* [WHAT TO PRODUCE]: Go through the entries below and collect each line with the string "kind" in it.

----------------------------------------

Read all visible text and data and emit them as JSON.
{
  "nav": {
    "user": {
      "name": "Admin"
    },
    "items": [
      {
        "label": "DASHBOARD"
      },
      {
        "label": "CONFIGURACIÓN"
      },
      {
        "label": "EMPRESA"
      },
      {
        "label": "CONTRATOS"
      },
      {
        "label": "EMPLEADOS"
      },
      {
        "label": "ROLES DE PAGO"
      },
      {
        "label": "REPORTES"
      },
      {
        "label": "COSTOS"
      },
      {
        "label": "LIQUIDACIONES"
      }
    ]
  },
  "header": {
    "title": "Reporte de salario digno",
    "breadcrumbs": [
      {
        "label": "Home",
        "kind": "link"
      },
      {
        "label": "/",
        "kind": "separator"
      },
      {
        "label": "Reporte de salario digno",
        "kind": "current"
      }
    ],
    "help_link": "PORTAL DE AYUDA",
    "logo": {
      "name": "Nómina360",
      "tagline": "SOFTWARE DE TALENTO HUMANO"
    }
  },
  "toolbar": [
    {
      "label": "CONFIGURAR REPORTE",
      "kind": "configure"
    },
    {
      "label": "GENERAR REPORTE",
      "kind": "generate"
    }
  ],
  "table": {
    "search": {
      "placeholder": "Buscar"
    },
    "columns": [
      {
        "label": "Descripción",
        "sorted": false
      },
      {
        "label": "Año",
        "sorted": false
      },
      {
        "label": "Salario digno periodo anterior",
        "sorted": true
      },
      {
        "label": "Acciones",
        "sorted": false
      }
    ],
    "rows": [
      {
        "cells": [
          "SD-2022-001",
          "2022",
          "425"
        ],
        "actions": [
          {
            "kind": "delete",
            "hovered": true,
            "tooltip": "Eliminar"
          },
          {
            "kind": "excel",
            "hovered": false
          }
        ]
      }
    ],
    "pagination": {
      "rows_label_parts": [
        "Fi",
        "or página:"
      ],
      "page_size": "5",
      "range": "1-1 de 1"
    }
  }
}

----------------------------------------

* [REPLY TO THE EXERCISE]:
        "kind": "link"
        "kind": "separator"
        "kind": "current"
      "kind": "configure"
      "kind": "generate"
            "kind": "delete",
            "kind": "excel",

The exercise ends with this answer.